** Opening Data for this task block **
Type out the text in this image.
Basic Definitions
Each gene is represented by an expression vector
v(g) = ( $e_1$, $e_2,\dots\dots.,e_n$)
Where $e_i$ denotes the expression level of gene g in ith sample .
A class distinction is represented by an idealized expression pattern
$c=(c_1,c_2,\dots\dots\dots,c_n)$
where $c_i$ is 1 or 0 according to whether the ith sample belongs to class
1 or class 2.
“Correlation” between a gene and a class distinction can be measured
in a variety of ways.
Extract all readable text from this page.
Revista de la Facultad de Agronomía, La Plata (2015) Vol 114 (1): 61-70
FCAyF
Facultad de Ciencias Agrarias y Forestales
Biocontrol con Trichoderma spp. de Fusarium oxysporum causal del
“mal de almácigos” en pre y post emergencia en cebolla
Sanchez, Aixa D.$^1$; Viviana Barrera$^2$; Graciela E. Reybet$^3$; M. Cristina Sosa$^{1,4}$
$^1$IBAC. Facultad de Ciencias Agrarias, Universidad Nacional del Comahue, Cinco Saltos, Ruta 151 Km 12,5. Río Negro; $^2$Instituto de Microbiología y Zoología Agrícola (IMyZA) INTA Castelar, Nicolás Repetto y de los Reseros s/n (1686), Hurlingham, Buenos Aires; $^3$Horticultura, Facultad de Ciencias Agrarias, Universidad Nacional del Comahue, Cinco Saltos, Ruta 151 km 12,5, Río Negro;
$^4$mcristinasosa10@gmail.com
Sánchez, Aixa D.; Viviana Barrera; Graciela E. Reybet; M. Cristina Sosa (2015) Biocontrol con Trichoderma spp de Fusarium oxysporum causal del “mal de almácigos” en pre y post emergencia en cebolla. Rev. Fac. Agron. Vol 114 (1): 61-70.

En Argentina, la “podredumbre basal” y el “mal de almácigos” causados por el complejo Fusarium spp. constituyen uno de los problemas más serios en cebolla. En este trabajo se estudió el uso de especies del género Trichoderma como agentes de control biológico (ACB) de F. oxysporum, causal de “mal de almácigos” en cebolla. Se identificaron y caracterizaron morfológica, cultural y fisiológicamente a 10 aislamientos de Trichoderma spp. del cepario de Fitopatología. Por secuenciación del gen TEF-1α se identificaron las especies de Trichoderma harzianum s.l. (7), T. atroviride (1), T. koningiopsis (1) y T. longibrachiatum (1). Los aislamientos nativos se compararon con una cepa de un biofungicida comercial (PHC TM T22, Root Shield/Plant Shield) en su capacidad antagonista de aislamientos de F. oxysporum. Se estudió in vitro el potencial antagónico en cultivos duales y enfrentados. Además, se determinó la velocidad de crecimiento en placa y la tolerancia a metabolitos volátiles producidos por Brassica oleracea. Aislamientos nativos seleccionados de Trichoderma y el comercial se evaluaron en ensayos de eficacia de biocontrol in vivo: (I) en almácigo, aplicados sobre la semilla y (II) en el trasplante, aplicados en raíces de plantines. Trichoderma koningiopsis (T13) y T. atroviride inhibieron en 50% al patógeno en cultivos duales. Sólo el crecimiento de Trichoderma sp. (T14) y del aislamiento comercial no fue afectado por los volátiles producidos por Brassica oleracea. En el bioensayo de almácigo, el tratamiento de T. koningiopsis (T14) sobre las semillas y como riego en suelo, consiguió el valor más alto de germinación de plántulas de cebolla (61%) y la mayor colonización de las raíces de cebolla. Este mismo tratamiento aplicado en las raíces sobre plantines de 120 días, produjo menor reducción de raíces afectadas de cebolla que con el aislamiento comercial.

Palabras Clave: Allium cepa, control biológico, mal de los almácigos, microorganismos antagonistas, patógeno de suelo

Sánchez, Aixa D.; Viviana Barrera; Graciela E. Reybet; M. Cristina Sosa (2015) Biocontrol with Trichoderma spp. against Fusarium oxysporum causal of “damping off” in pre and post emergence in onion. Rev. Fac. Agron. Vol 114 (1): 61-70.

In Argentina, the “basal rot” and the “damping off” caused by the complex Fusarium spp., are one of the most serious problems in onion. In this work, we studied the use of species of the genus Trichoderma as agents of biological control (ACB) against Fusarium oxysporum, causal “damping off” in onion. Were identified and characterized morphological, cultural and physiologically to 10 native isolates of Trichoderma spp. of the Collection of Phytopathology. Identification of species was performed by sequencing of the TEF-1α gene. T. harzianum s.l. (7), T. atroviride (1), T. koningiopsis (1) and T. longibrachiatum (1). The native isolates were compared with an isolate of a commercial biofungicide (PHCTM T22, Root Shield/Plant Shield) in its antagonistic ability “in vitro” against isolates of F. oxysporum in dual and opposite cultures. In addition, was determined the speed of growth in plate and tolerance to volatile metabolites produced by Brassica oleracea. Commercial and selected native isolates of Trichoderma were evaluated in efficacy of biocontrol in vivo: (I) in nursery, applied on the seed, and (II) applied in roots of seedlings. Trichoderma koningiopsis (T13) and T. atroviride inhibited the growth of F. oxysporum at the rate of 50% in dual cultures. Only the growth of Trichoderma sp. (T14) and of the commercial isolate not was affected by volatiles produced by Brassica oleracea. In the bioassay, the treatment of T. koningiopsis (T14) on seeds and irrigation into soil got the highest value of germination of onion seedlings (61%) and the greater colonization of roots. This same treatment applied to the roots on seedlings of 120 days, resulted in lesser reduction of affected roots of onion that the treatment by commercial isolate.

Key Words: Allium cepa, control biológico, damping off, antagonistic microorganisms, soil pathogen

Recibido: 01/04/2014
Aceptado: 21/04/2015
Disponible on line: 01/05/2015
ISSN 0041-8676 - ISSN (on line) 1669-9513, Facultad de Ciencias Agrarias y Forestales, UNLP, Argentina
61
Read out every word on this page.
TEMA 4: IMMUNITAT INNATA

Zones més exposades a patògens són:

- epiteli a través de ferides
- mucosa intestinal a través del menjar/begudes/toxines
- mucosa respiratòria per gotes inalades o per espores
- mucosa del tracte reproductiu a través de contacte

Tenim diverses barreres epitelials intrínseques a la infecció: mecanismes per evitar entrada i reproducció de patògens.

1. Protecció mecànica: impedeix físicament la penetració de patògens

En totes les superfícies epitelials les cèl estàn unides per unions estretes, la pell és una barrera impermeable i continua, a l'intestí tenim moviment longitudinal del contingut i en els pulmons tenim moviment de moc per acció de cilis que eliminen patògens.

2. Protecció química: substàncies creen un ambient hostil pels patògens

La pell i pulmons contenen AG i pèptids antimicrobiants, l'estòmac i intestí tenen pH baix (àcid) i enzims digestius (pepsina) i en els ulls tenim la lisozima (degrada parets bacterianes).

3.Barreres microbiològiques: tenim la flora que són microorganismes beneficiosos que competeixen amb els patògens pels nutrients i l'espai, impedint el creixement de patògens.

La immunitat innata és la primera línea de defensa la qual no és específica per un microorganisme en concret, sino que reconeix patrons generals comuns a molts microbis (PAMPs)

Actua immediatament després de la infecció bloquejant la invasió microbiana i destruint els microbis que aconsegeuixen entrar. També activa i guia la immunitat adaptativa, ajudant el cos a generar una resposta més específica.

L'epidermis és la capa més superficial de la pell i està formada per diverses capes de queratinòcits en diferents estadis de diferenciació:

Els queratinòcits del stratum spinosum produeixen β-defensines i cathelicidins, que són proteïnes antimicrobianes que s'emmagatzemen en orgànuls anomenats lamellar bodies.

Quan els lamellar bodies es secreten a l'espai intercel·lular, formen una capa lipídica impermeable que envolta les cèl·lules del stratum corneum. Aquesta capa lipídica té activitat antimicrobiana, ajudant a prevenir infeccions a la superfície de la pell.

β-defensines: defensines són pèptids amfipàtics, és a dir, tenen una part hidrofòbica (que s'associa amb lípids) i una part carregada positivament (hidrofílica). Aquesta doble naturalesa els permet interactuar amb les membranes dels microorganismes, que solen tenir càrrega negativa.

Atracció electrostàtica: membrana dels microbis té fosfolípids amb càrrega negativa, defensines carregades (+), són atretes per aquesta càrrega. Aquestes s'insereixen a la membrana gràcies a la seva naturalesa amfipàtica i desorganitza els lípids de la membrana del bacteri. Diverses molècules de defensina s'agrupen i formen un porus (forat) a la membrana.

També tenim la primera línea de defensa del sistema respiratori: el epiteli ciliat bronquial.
** Closing Data for this task block **
# What to produce
From the entries, copy every line in which the string "Protecció" can be found.

# Result of the task
1. Protecció mecànica: impedeix físicament la penetració de patògens
2. Protecció química: substàncies creen un ambient hostil pels patògens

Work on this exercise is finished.